*Directions*
a) Answer these questions using the review of Remedy Drive's album Commodity:
(i) In what year did Remedy Drive have their first release on a major label?
(ii) With members of which organization did Zach travel to red-light districts?
(iii) On which song does Zach sing "I can hear the bright notes over all of the dissonance"?
b) The last sentence of the review of Remedy Drive's album Commodity lists things the coming King will do. Name each of them.
c) Carry the review of Remedy Drive's album Commodity forward, starting after its final sentence.

*Source passage*
_ _ _ _

"For the first time in about 7 years," said frontman David Zach, "Remedy Drive is making a record on our own."
Remedy Drive have been a staple in the Christian Rock industry for about sixteen years now, since long before their first release on a major label in 2006. And honestly, it shows. Good or bad aside, their newest endeavor, Commodity, possesses all of the hallmarks of a band who has scrapped themselves to maturity. They've weathered the tricky waters of member changes, raised money independently of a label to fund this record, and have learned the value of making an album that is a cohesive whole, rather than just a collection of singles.
Indeed, Commodity is a concept album of sorts, based around the devastating and enormous human sex trafficking industry. Zach felt the inescapable tug to be another crucial voice in speaking out against sex trafficking after traveling to red-light districts with members of The Exodus Road - an organization devoted to freeing people enslaved by the sex trade. "This record is going to take us into a dark place," Zach says on the band's Kickstarter campaign. "Hopefully, in that, it will inspire us to be a part of a movement."
Commodity does indeed inspire us to be a part of a movement, and it takes it a step further: it doesn't dwell on the darkness, but rather points continuously to the hope on the other side. Among the album's most pervasive themes is the dichotomy of light vs. darkness, and light is triumphant every time. "We'll make our way back home, because the King is still on the throne," insists the airy, bouncy pop anthem "Throne." "I can hear the bright notes over all of the dissonance," Zach sings on "Under the Starlight." Every song on this record serves as those bright notes in a sea of dissonance, as they point to the future hope of the coming King, Who will right all wrongs, defend all of the slighted, and wear justice like thunder on His sleeves.

_ _ _ _

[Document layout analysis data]

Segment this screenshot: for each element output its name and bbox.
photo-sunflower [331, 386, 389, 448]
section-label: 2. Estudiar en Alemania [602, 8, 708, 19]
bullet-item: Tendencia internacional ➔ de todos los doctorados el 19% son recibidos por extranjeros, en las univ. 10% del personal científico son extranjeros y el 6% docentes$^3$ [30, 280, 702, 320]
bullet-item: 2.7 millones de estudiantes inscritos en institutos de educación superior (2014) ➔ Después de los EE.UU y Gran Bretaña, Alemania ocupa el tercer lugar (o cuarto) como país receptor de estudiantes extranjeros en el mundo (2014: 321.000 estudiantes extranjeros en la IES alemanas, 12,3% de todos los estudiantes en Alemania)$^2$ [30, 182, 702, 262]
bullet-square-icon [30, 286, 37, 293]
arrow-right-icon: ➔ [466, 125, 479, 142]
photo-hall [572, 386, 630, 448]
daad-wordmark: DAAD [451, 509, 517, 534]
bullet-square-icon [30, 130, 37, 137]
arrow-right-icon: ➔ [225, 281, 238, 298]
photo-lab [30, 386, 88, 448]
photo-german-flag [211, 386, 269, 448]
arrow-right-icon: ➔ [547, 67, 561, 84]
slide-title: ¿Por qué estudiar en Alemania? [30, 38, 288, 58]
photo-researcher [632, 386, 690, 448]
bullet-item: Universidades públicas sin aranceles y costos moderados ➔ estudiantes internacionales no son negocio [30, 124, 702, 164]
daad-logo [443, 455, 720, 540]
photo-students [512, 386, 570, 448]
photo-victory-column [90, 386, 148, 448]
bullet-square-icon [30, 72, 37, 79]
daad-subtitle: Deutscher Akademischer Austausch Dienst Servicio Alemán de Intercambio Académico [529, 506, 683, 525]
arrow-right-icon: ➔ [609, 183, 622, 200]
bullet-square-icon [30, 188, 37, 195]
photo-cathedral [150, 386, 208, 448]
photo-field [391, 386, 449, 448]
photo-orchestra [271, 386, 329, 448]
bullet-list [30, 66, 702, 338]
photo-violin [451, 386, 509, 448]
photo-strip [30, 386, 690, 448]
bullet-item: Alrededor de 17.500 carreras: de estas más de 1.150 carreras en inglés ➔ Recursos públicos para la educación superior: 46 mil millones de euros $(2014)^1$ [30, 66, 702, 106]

_ _ _ _

*Answer set*
a)
(i) 2006
(ii) The Exodus Road
(iii) "Under the Starlight"

b)
- Right all wrongs
- Defend all of the slighted
- Wear justice like thunder on His sleeves

c)
And you can hear that thunder on the soundtrack. At every turn are huge drum sections and deep, cutting bass runs providing the backdrop for the Zach's processed vocals and Imagine Dragons' "Radioactive"-esque sound. The album was clearly mixed to be turned up loud and rocketed out to combat darkness.
Because it's a concept album, Commodity can be played through from front to back and have it feel like one big, long treatise. The songs blend together with ambient strings and reverbed noises, so that the end of one song is the beginning of the next. But this is also my biggest complaint about the album: it is flooded by sameness.
I've listened through it several times now from front to back, and there isn't a song that sticks out as being its own. They're washed with processed, hip vocals, they have booming, thunderclap drums, and they sport extensive synthed-out, thick production, but no track here says, "hear me!" Ten of the twelve songs are written in only three different keys. The anthemic choruses, perhaps interesting on their own, get lost in the sea of each other.
This is not to say that it sounds bad at all, but when David Zach says, as he did in the aforementioned Kickstarter campaign, "There are no rules, no boundaries… I've never been able to feel like there's not going to be any pressure to say it or sing it a certain way," more innovation is expected than is found on Commodity.
Remedy Drive have crafted a good record here. It shines brightest in its instrumental sections, like in "Commodity," "The Wings of the Dawn," and the entirely instrumental "The Sides of the North," which sounds like early Mutemath, particularly in Tim Buell's quite exceptional drumming.
Commodity is a good record. There are moments here that are blasts of fresh air and spots of light in a landscape of darkness - particularly the good production and the above-average instrumentals. But it simply feels too safe to be a great record. Among other releases this year in the Pop/Rock world, it's certainly worth a listen, particularly the refreshing "Take Cover" and "The Sides of the North." Its message makes it stand out, for sure, and is, if anything, the reason you should check it out. You may not love it, but you're certainly going to like it.